■ Stated goal:
Lines containing "heading" are to be counted. Give the number and nothing more.

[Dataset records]
----

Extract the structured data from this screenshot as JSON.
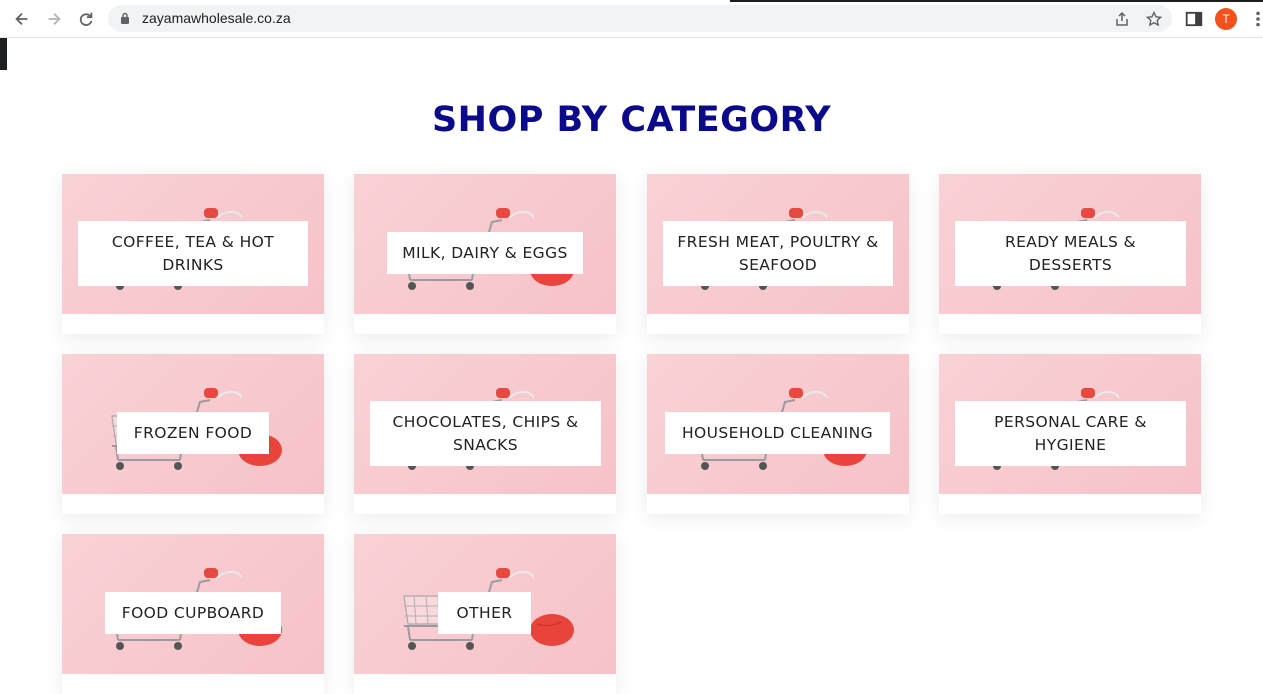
{
  "browser": {
    "url": "zayamawholesale.co.za",
    "profile_initial": "T"
  },
  "page": {
    "heading": "SHOP BY CATEGORY"
  },
  "categories": [
    {
      "label": "COFFEE, TEA & HOT DRINKS"
    },
    {
      "label": "MILK, DAIRY & EGGS"
    },
    {
      "label": "FRESH MEAT, POULTRY & SEAFOOD"
    },
    {
      "label": "READY MEALS & DESSERTS"
    },
    {
      "label": "FROZEN FOOD"
    },
    {
      "label": "CHOCOLATES, CHIPS & SNACKS"
    },
    {
      "label": "HOUSEHOLD CLEANING"
    },
    {
      "label": "PERSONAL CARE & HYGIENE"
    },
    {
      "label": "FOOD CUPBOARD"
    },
    {
      "label": "OTHER"
    }
  ],
  "colors": {
    "heading": "#0b0a8a",
    "card_bg": "#f7c9ce",
    "mouse": "#e8443b"
  }
}
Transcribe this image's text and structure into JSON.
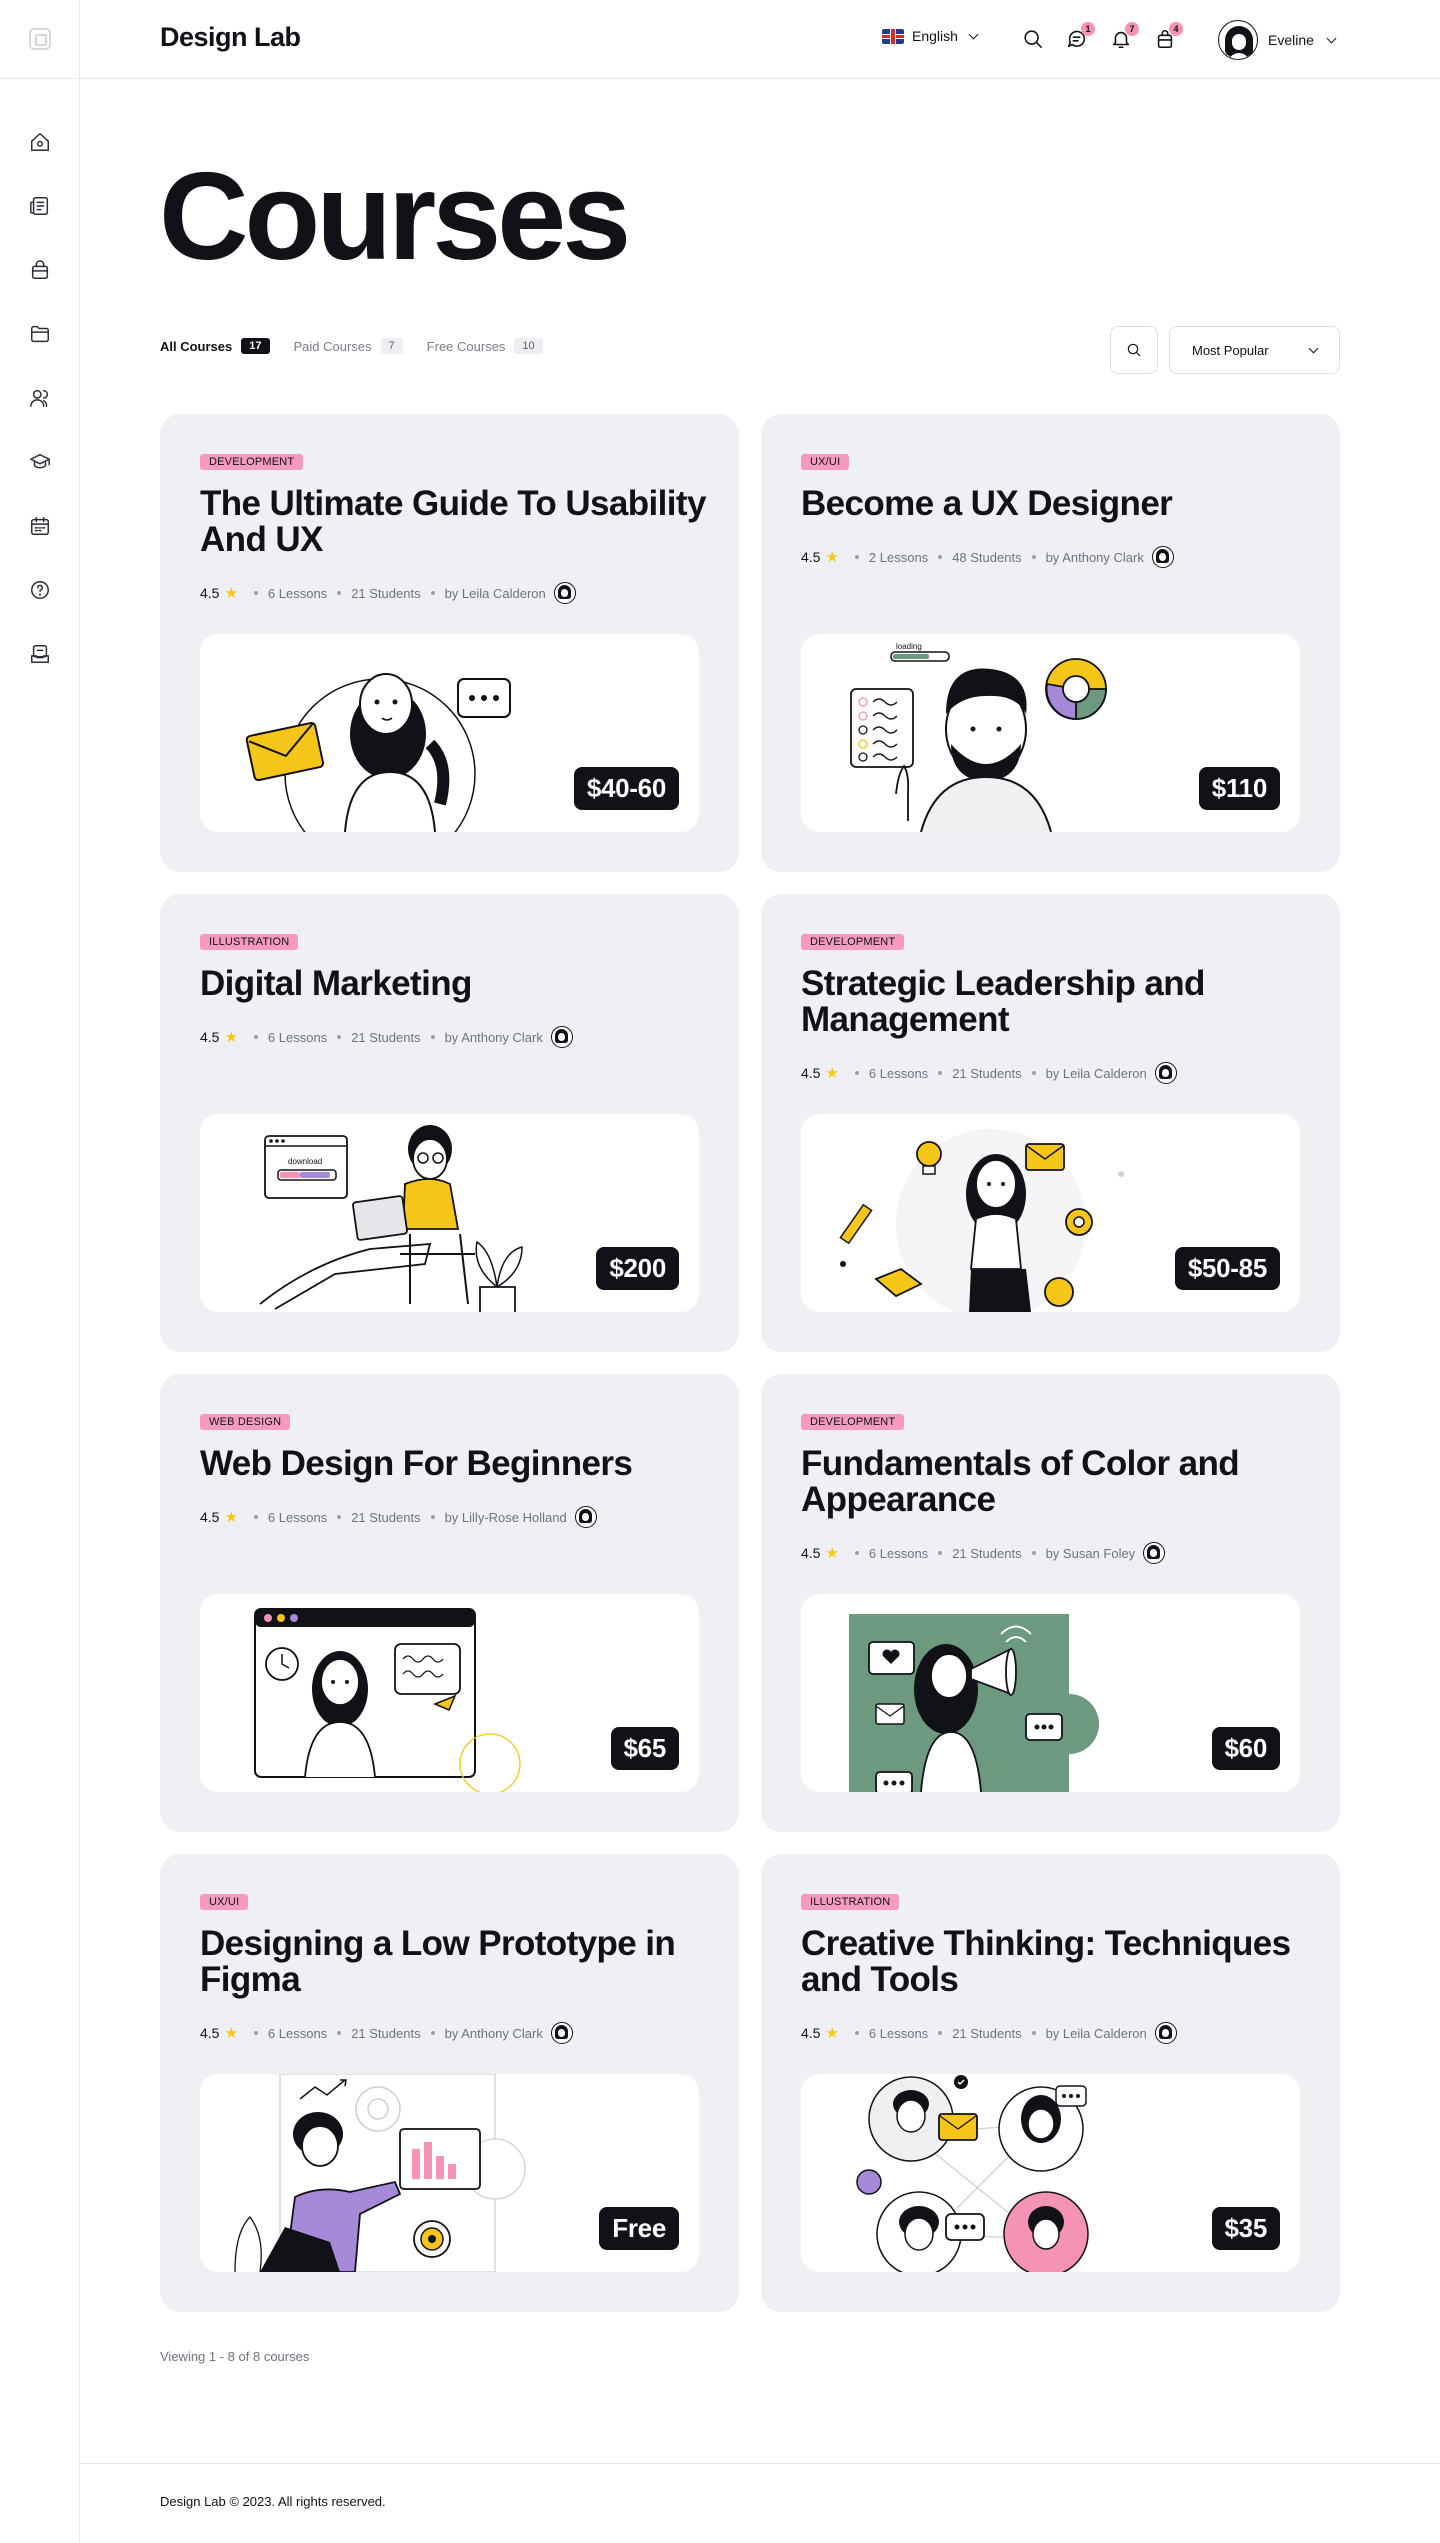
{
  "brand": "Design Lab",
  "header": {
    "language": "English",
    "messages_count": "1",
    "notifications_count": "7",
    "bag_count": "4",
    "user_name": "Eveline"
  },
  "page_title": "Courses",
  "tabs": [
    {
      "label": "All Courses",
      "count": "17"
    },
    {
      "label": "Paid Courses",
      "count": "7"
    },
    {
      "label": "Free Courses",
      "count": "10"
    }
  ],
  "sort": {
    "selected": "Most Popular"
  },
  "courses": [
    {
      "tag": "DEVELOPMENT",
      "title": "The Ultimate Guide To Usability And UX",
      "rating": "4.5",
      "lessons": "6 Lessons",
      "students": "21 Students",
      "author": "by Leila Calderon",
      "price": "$40-60"
    },
    {
      "tag": "UX/UI",
      "title": "Become a UX Designer",
      "rating": "4.5",
      "lessons": "2 Lessons",
      "students": "48 Students",
      "author": "by Anthony Clark",
      "price": "$110"
    },
    {
      "tag": "ILLUSTRATION",
      "title": "Digital Marketing",
      "rating": "4.5",
      "lessons": "6 Lessons",
      "students": "21 Students",
      "author": "by Anthony Clark",
      "price": "$200"
    },
    {
      "tag": "DEVELOPMENT",
      "title": "Strategic Leadership and Management",
      "rating": "4.5",
      "lessons": "6 Lessons",
      "students": "21 Students",
      "author": "by Leila Calderon",
      "price": "$50-85"
    },
    {
      "tag": "WEB DESIGN",
      "title": "Web Design For Beginners",
      "rating": "4.5",
      "lessons": "6 Lessons",
      "students": "21 Students",
      "author": "by Lilly-Rose Holland",
      "price": "$65"
    },
    {
      "tag": "DEVELOPMENT",
      "title": "Fundamentals of Color and Appearance",
      "rating": "4.5",
      "lessons": "6 Lessons",
      "students": "21 Students",
      "author": "by Susan Foley",
      "price": "$60"
    },
    {
      "tag": "UX/UI",
      "title": "Designing a Low Prototype in Figma",
      "rating": "4.5",
      "lessons": "6 Lessons",
      "students": "21 Students",
      "author": "by Anthony Clark",
      "price": "Free"
    },
    {
      "tag": "ILLUSTRATION",
      "title": "Creative Thinking: Techniques and Tools",
      "rating": "4.5",
      "lessons": "6 Lessons",
      "students": "21 Students",
      "author": "by Leila Calderon",
      "price": "$35"
    }
  ],
  "illustration_text": {
    "loading": "loading",
    "download": "download"
  },
  "viewing": "Viewing 1 - 8 of 8 courses",
  "footer": "Design Lab © 2023. All rights reserved.",
  "colors": {
    "accent_pink": "#f69bbd",
    "card_bg": "#eef0f4",
    "dark": "#101218",
    "star": "#f5c518"
  }
}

----

■ Written solution:
2